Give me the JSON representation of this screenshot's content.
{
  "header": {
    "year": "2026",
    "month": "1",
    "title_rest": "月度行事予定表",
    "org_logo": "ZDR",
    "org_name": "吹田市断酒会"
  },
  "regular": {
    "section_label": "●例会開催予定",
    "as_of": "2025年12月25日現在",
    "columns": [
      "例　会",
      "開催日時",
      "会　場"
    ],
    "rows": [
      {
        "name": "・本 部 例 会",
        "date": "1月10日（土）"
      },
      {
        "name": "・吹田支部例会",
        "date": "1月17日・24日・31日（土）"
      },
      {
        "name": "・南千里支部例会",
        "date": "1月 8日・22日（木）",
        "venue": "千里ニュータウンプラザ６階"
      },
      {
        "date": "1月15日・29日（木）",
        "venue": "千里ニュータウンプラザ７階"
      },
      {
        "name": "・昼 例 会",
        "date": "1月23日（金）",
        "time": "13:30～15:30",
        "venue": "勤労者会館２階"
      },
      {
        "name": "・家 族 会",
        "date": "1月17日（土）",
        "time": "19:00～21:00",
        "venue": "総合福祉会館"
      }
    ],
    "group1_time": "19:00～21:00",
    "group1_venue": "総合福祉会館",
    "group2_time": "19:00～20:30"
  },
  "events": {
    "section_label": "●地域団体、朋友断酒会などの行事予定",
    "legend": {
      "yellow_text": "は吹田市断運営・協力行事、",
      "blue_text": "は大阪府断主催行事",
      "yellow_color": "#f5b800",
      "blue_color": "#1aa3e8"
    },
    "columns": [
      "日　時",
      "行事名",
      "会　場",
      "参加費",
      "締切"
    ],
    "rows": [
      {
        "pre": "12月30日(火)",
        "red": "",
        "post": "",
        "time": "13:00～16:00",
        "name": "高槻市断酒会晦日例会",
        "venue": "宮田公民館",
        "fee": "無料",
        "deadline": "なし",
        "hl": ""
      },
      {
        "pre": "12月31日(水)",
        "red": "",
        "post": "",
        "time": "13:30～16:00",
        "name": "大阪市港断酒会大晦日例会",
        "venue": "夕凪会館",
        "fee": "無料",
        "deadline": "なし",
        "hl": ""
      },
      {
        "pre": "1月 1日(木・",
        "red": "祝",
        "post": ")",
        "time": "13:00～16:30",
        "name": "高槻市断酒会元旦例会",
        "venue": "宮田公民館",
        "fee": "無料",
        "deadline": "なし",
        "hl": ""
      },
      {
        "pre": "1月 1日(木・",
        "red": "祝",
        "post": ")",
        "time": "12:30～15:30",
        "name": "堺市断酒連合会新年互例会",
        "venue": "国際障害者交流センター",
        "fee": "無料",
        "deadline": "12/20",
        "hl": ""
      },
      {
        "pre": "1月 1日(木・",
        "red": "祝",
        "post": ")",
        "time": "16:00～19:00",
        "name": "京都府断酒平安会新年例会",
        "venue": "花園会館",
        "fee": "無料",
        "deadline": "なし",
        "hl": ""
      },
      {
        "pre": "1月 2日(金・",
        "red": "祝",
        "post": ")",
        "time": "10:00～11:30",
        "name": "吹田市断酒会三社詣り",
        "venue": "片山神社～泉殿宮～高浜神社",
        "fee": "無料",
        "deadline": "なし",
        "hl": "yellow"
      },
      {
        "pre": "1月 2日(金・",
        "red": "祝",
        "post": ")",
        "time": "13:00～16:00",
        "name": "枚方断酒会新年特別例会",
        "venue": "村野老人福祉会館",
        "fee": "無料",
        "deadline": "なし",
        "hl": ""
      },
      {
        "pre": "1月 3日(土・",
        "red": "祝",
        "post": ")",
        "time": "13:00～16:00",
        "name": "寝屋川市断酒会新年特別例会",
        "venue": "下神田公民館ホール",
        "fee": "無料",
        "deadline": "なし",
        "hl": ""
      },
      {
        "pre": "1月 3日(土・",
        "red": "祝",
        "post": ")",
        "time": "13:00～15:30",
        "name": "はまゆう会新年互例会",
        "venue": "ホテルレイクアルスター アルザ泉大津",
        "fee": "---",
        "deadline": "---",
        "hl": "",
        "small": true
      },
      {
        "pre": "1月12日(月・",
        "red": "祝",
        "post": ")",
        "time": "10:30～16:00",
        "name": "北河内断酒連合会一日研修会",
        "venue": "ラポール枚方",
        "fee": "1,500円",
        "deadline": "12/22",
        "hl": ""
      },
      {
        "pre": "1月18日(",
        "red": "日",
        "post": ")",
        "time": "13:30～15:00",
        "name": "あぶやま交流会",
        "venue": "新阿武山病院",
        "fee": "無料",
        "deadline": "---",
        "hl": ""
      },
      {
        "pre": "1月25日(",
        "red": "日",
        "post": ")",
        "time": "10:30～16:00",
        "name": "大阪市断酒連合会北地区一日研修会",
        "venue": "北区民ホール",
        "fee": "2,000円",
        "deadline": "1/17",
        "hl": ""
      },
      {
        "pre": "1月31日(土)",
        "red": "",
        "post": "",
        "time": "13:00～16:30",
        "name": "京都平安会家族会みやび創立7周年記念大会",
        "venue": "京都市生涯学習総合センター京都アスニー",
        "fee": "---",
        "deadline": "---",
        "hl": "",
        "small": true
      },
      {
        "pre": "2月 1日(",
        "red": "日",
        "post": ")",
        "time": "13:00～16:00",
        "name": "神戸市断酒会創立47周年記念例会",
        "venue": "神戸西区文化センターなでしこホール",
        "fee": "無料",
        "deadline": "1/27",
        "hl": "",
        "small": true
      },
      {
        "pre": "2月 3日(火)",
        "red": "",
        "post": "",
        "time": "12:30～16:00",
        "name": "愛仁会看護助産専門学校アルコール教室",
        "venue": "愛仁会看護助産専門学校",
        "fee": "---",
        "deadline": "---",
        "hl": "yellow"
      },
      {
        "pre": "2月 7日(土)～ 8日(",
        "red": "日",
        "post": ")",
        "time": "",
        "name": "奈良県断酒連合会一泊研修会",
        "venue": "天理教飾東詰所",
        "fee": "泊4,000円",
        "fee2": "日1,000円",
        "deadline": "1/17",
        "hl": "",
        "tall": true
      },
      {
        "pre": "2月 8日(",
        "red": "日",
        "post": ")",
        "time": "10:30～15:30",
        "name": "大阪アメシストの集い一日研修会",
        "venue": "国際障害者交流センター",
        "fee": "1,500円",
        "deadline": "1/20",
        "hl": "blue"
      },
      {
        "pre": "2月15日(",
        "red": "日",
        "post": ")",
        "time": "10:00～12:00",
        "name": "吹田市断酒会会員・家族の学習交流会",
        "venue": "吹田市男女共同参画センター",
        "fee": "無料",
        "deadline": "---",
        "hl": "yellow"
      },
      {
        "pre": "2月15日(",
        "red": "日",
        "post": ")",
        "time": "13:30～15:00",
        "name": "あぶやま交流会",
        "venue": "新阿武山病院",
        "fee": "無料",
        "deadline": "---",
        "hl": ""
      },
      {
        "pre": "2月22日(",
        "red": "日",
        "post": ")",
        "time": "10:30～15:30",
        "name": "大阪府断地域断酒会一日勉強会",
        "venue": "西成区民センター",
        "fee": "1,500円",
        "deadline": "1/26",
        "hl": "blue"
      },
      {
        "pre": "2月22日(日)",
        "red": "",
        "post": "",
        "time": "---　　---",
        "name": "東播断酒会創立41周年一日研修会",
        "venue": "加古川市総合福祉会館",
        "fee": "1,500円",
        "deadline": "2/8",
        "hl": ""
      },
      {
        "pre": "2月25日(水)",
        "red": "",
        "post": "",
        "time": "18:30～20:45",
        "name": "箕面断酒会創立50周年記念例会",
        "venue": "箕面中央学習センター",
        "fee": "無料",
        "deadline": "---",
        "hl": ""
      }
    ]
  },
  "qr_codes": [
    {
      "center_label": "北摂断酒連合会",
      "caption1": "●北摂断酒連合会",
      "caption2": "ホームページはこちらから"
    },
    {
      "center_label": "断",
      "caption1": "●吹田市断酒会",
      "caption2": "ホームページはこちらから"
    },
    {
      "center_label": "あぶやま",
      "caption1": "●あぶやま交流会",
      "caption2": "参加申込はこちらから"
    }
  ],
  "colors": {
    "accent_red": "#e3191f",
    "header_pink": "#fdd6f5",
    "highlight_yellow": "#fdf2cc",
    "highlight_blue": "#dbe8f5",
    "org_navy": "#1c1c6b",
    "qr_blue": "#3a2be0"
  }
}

• **Stated exercise**:
Review the material and copy each line in which the word "date" appears.

• **Written answer**:
        "date": "1月10日（土）"
        "date": "1月17日・24日・31日（土）"
        "date": "1月 8日・22日（木）",
        "date": "1月15日・29日（木）",
        "date": "1月23日（金）",
        "date": "1月17日（土）",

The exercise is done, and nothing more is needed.